Given records:
>>>>>

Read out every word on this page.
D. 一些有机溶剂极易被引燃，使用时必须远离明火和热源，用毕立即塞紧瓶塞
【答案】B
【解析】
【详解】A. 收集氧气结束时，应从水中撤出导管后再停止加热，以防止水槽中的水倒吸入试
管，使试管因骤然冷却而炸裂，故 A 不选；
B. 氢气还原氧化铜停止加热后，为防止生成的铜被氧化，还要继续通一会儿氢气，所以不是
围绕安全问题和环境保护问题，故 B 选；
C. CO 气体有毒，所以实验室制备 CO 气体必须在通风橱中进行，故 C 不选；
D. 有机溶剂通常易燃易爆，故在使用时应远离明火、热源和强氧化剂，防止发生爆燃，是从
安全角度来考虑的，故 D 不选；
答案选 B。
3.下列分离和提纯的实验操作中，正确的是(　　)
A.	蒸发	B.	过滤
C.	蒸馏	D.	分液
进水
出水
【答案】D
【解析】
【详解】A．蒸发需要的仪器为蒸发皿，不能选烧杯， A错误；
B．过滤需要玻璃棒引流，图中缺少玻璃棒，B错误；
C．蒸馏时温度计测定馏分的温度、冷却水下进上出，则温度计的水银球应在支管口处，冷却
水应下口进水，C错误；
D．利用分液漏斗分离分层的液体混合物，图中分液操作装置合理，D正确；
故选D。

<<<<<

All of the records must be repeated exactly.

Read out every word on this page.
D. 一些有机溶剂极易被引燃，使用时必须远离明火和热源，用毕立即塞紧瓶塞
【答案】B
【解析】
【详解】A. 收集氧气结束时，应从水中撤出导管后再停止加热，以防止水槽中的水倒吸入试
管，使试管因骤然冷却而炸裂，故 A 不选；
B. 氢气还原氧化铜停止加热后，为防止生成的铜被氧化，还要继续通一会儿氢气，所以不是
围绕安全问题和环境保护问题，故 B 选；
C. CO 气体有毒，所以实验室制备 CO 气体必须在通风橱中进行，故 C 不选；
D. 有机溶剂通常易燃易爆，故在使用时应远离明火、热源和强氧化剂，防止发生爆燃，是从
安全角度来考虑的，故 D 不选；
答案选 B。
3.下列分离和提纯的实验操作中，正确的是(　　)
A.	蒸发	B.	过滤
C.	蒸馏	D.	分液
进水
出水
【答案】D
【解析】
【详解】A．蒸发需要的仪器为蒸发皿，不能选烧杯， A错误；
B．过滤需要玻璃棒引流，图中缺少玻璃棒，B错误；
C．蒸馏时温度计测定馏分的温度、冷却水下进上出，则温度计的水银球应在支管口处，冷却
水应下口进水，C错误；
D．利用分液漏斗分离分层的液体混合物，图中分液操作装置合理，D正确；
故选D。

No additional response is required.